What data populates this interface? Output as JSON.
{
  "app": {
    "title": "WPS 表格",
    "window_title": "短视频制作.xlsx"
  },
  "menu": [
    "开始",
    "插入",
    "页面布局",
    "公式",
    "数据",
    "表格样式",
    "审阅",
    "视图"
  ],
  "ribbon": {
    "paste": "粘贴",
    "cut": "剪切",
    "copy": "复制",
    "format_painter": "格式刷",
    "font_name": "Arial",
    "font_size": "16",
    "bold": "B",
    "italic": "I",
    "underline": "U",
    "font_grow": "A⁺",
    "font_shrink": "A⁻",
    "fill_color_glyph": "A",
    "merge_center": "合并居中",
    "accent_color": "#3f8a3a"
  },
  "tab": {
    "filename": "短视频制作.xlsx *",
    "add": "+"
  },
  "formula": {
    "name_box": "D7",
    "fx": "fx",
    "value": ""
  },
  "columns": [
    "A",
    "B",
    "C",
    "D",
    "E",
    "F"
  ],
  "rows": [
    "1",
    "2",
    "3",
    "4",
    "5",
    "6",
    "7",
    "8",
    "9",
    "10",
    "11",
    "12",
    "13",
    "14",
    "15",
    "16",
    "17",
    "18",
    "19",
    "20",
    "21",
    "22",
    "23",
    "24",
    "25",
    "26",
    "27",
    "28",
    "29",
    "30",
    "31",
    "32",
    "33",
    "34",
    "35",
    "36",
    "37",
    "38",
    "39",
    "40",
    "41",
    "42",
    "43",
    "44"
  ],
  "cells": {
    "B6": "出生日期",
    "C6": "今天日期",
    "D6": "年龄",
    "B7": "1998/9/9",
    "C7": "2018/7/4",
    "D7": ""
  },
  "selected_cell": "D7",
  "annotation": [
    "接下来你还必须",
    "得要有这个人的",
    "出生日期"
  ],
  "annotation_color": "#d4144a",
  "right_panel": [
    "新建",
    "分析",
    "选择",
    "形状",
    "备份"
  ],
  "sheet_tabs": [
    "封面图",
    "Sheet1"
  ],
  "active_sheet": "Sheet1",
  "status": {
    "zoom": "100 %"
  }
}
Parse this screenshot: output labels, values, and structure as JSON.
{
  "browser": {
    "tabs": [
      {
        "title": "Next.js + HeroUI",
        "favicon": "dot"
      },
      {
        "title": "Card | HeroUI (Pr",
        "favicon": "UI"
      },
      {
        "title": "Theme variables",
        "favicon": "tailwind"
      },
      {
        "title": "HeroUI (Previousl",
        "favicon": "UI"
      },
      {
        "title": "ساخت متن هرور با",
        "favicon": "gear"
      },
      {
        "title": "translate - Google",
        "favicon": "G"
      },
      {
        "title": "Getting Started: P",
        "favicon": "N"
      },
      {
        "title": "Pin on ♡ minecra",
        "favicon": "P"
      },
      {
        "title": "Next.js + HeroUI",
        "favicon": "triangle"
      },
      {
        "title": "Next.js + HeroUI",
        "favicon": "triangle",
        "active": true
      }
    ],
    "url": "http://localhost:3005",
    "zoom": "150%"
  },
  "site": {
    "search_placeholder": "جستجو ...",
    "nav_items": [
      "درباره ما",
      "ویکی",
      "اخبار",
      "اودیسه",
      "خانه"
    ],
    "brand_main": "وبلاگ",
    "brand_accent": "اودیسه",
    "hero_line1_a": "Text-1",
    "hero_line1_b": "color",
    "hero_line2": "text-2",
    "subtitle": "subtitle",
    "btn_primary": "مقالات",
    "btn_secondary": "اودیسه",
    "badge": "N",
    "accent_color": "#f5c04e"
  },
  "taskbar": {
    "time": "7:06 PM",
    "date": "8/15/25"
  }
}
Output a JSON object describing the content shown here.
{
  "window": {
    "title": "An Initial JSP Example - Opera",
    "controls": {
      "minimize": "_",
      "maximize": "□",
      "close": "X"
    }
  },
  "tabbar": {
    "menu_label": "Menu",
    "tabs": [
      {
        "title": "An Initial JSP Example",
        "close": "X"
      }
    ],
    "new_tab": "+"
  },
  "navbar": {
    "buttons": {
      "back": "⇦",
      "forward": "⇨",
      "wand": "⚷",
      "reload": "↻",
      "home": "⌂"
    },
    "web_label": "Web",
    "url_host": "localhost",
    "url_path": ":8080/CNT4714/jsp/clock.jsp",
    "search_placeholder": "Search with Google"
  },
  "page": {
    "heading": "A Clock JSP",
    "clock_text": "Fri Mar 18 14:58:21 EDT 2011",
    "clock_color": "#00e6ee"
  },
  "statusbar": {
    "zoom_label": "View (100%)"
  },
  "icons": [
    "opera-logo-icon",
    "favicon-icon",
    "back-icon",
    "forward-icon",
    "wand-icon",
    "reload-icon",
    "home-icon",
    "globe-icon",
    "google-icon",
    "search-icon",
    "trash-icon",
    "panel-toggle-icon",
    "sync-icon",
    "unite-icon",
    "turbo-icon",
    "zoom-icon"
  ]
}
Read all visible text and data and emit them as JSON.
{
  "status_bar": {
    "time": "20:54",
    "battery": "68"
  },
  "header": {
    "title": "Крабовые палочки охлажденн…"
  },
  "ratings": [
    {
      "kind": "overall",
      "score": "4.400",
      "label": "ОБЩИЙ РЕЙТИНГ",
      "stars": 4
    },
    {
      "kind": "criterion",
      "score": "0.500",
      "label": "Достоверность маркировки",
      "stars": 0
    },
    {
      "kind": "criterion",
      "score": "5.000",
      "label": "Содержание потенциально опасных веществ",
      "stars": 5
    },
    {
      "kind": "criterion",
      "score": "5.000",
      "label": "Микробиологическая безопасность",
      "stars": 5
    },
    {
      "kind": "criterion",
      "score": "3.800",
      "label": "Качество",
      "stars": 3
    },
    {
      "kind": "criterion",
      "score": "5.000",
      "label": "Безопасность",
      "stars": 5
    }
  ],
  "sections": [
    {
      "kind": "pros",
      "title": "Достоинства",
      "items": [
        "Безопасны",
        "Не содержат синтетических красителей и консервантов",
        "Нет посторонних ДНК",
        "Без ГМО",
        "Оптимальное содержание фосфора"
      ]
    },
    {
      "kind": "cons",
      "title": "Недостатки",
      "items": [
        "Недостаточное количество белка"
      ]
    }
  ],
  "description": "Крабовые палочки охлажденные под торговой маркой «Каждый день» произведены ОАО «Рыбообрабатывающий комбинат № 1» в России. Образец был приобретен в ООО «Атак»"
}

EXERCISE OBJECTIVE -
From the material, report only how many lines include the word "favicon".

EXERCISE RESPONSE -
11